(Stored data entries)
================================
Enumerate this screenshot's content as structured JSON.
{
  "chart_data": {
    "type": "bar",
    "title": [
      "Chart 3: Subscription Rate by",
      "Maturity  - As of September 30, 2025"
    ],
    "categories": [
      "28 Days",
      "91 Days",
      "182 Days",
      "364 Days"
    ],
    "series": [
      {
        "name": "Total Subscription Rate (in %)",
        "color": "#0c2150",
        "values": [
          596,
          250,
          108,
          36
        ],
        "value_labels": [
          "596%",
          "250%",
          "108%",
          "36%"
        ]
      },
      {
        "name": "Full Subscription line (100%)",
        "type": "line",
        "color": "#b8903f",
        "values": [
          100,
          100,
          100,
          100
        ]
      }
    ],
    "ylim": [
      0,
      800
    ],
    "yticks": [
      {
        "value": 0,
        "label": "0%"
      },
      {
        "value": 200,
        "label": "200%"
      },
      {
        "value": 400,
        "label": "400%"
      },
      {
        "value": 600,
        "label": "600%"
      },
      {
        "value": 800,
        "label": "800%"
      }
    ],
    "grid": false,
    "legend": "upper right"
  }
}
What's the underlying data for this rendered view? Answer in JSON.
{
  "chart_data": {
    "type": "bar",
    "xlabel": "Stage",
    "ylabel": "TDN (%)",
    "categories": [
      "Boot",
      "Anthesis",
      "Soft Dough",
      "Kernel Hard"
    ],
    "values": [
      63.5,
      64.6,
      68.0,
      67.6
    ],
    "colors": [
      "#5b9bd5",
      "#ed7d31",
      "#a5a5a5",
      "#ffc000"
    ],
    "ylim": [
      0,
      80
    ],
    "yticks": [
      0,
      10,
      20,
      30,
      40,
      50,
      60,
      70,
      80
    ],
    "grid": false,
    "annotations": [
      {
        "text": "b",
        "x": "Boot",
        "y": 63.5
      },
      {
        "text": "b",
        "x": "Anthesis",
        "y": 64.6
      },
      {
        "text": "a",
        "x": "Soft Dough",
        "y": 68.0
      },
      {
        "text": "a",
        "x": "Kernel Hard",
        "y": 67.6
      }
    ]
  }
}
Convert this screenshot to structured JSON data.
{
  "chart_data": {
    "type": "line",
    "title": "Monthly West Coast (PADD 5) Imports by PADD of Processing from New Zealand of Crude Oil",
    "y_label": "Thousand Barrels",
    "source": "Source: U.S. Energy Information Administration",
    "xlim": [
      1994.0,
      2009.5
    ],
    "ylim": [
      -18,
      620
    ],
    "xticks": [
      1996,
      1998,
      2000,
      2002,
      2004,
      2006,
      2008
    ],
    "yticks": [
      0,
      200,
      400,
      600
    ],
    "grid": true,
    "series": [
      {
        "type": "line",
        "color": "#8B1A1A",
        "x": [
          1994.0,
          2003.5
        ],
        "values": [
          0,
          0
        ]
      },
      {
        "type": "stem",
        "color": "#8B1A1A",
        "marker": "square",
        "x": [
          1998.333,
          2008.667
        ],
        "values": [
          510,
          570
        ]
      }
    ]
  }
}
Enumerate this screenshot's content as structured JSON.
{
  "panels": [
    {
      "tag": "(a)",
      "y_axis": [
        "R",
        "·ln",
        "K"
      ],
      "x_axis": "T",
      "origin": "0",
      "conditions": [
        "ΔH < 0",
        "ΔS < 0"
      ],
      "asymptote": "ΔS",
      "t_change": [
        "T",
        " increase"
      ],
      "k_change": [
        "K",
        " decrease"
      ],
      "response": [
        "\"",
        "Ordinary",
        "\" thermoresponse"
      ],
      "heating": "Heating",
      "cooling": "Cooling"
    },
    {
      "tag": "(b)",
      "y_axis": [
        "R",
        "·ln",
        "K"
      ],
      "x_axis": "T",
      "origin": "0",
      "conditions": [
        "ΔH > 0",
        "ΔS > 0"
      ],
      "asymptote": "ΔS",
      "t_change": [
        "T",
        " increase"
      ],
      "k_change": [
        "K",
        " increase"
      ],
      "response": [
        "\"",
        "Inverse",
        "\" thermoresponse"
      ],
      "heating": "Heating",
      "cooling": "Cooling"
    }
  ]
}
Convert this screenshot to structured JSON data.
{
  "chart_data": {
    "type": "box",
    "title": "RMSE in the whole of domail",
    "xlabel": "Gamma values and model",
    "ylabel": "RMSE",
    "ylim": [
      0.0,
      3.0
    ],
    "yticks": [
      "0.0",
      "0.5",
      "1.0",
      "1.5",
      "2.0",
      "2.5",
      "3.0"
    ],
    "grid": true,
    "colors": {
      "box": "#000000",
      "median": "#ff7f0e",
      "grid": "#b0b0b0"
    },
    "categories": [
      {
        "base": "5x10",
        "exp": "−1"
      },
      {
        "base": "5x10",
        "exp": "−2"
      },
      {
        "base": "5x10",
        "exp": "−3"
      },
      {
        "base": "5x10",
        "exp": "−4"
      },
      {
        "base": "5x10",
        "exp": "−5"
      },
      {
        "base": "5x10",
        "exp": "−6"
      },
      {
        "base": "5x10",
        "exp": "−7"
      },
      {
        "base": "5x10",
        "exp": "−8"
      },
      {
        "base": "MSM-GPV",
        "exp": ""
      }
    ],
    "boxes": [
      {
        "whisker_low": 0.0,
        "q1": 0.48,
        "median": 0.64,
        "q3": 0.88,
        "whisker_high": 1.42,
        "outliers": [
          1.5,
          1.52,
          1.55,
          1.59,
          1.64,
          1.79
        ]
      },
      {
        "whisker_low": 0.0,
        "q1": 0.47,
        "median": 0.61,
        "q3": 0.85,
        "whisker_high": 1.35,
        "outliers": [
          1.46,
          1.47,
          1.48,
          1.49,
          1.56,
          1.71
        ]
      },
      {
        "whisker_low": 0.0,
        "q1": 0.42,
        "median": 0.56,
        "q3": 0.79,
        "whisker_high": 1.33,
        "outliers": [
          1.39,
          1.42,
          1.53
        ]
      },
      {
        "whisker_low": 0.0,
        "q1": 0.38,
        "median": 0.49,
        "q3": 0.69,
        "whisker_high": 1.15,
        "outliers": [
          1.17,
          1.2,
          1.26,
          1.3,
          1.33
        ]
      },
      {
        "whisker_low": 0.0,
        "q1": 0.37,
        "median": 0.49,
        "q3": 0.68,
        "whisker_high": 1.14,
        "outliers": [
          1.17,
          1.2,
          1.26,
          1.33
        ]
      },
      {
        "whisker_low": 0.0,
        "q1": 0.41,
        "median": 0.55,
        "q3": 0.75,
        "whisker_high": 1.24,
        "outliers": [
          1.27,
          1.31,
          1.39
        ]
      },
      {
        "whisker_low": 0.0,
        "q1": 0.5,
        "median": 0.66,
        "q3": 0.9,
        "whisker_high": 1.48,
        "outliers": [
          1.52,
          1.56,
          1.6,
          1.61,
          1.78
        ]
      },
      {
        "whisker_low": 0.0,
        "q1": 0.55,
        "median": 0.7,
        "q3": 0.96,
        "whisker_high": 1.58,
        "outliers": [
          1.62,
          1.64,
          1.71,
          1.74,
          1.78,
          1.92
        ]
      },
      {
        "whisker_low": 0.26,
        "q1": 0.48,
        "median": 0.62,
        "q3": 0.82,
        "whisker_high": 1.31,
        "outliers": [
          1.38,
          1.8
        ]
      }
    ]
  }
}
================================
• **REQUIRED TASK**
Transcribe all entries exactly as they are given.

• **ANSWER FOR THE TASK**
Enumerate this screenshot's content as structured JSON.
{
  "chart_data": {
    "type": "bar",
    "title": [
      "Chart 3: Subscription Rate by",
      "Maturity  - As of September 30, 2025"
    ],
    "categories": [
      "28 Days",
      "91 Days",
      "182 Days",
      "364 Days"
    ],
    "series": [
      {
        "name": "Total Subscription Rate (in %)",
        "color": "#0c2150",
        "values": [
          596,
          250,
          108,
          36
        ],
        "value_labels": [
          "596%",
          "250%",
          "108%",
          "36%"
        ]
      },
      {
        "name": "Full Subscription line (100%)",
        "type": "line",
        "color": "#b8903f",
        "values": [
          100,
          100,
          100,
          100
        ]
      }
    ],
    "ylim": [
      0,
      800
    ],
    "yticks": [
      {
        "value": 0,
        "label": "0%"
      },
      {
        "value": 200,
        "label": "200%"
      },
      {
        "value": 400,
        "label": "400%"
      },
      {
        "value": 600,
        "label": "600%"
      },
      {
        "value": 800,
        "label": "800%"
      }
    ],
    "grid": false,
    "legend": "upper right"
  }
}
What's the underlying data for this rendered view? Answer in JSON.
{
  "chart_data": {
    "type": "bar",
    "xlabel": "Stage",
    "ylabel": "TDN (%)",
    "categories": [
      "Boot",
      "Anthesis",
      "Soft Dough",
      "Kernel Hard"
    ],
    "values": [
      63.5,
      64.6,
      68.0,
      67.6
    ],
    "colors": [
      "#5b9bd5",
      "#ed7d31",
      "#a5a5a5",
      "#ffc000"
    ],
    "ylim": [
      0,
      80
    ],
    "yticks": [
      0,
      10,
      20,
      30,
      40,
      50,
      60,
      70,
      80
    ],
    "grid": false,
    "annotations": [
      {
        "text": "b",
        "x": "Boot",
        "y": 63.5
      },
      {
        "text": "b",
        "x": "Anthesis",
        "y": 64.6
      },
      {
        "text": "a",
        "x": "Soft Dough",
        "y": 68.0
      },
      {
        "text": "a",
        "x": "Kernel Hard",
        "y": 67.6
      }
    ]
  }
}
Convert this screenshot to structured JSON data.
{
  "chart_data": {
    "type": "line",
    "title": "Monthly West Coast (PADD 5) Imports by PADD of Processing from New Zealand of Crude Oil",
    "y_label": "Thousand Barrels",
    "source": "Source: U.S. Energy Information Administration",
    "xlim": [
      1994.0,
      2009.5
    ],
    "ylim": [
      -18,
      620
    ],
    "xticks": [
      1996,
      1998,
      2000,
      2002,
      2004,
      2006,
      2008
    ],
    "yticks": [
      0,
      200,
      400,
      600
    ],
    "grid": true,
    "series": [
      {
        "type": "line",
        "color": "#8B1A1A",
        "x": [
          1994.0,
          2003.5
        ],
        "values": [
          0,
          0
        ]
      },
      {
        "type": "stem",
        "color": "#8B1A1A",
        "marker": "square",
        "x": [
          1998.333,
          2008.667
        ],
        "values": [
          510,
          570
        ]
      }
    ]
  }
}
Enumerate this screenshot's content as structured JSON.
{
  "panels": [
    {
      "tag": "(a)",
      "y_axis": [
        "R",
        "·ln",
        "K"
      ],
      "x_axis": "T",
      "origin": "0",
      "conditions": [
        "ΔH < 0",
        "ΔS < 0"
      ],
      "asymptote": "ΔS",
      "t_change": [
        "T",
        " increase"
      ],
      "k_change": [
        "K",
        " decrease"
      ],
      "response": [
        "\"",
        "Ordinary",
        "\" thermoresponse"
      ],
      "heating": "Heating",
      "cooling": "Cooling"
    },
    {
      "tag": "(b)",
      "y_axis": [
        "R",
        "·ln",
        "K"
      ],
      "x_axis": "T",
      "origin": "0",
      "conditions": [
        "ΔH > 0",
        "ΔS > 0"
      ],
      "asymptote": "ΔS",
      "t_change": [
        "T",
        " increase"
      ],
      "k_change": [
        "K",
        " increase"
      ],
      "response": [
        "\"",
        "Inverse",
        "\" thermoresponse"
      ],
      "heating": "Heating",
      "cooling": "Cooling"
    }
  ]
}
Convert this screenshot to structured JSON data.
{
  "chart_data": {
    "type": "box",
    "title": "RMSE in the whole of domail",
    "xlabel": "Gamma values and model",
    "ylabel": "RMSE",
    "ylim": [
      0.0,
      3.0
    ],
    "yticks": [
      "0.0",
      "0.5",
      "1.0",
      "1.5",
      "2.0",
      "2.5",
      "3.0"
    ],
    "grid": true,
    "colors": {
      "box": "#000000",
      "median": "#ff7f0e",
      "grid": "#b0b0b0"
    },
    "categories": [
      {
        "base": "5x10",
        "exp": "−1"
      },
      {
        "base": "5x10",
        "exp": "−2"
      },
      {
        "base": "5x10",
        "exp": "−3"
      },
      {
        "base": "5x10",
        "exp": "−4"
      },
      {
        "base": "5x10",
        "exp": "−5"
      },
      {
        "base": "5x10",
        "exp": "−6"
      },
      {
        "base": "5x10",
        "exp": "−7"
      },
      {
        "base": "5x10",
        "exp": "−8"
      },
      {
        "base": "MSM-GPV",
        "exp": ""
      }
    ],
    "boxes": [
      {
        "whisker_low": 0.0,
        "q1": 0.48,
        "median": 0.64,
        "q3": 0.88,
        "whisker_high": 1.42,
        "outliers": [
          1.5,
          1.52,
          1.55,
          1.59,
          1.64,
          1.79
        ]
      },
      {
        "whisker_low": 0.0,
        "q1": 0.47,
        "median": 0.61,
        "q3": 0.85,
        "whisker_high": 1.35,
        "outliers": [
          1.46,
          1.47,
          1.48,
          1.49,
          1.56,
          1.71
        ]
      },
      {
        "whisker_low": 0.0,
        "q1": 0.42,
        "median": 0.56,
        "q3": 0.79,
        "whisker_high": 1.33,
        "outliers": [
          1.39,
          1.42,
          1.53
        ]
      },
      {
        "whisker_low": 0.0,
        "q1": 0.38,
        "median": 0.49,
        "q3": 0.69,
        "whisker_high": 1.15,
        "outliers": [
          1.17,
          1.2,
          1.26,
          1.3,
          1.33
        ]
      },
      {
        "whisker_low": 0.0,
        "q1": 0.37,
        "median": 0.49,
        "q3": 0.68,
        "whisker_high": 1.14,
        "outliers": [
          1.17,
          1.2,
          1.26,
          1.33
        ]
      },
      {
        "whisker_low": 0.0,
        "q1": 0.41,
        "median": 0.55,
        "q3": 0.75,
        "whisker_high": 1.24,
        "outliers": [
          1.27,
          1.31,
          1.39
        ]
      },
      {
        "whisker_low": 0.0,
        "q1": 0.5,
        "median": 0.66,
        "q3": 0.9,
        "whisker_high": 1.48,
        "outliers": [
          1.52,
          1.56,
          1.6,
          1.61,
          1.78
        ]
      },
      {
        "whisker_low": 0.0,
        "q1": 0.55,
        "median": 0.7,
        "q3": 0.96,
        "whisker_high": 1.58,
        "outliers": [
          1.62,
          1.64,
          1.71,
          1.74,
          1.78,
          1.92
        ]
      },
      {
        "whisker_low": 0.26,
        "q1": 0.48,
        "median": 0.62,
        "q3": 0.82,
        "whisker_high": 1.31,
        "outliers": [
          1.38,
          1.8
        ]
      }
    ]
  }
}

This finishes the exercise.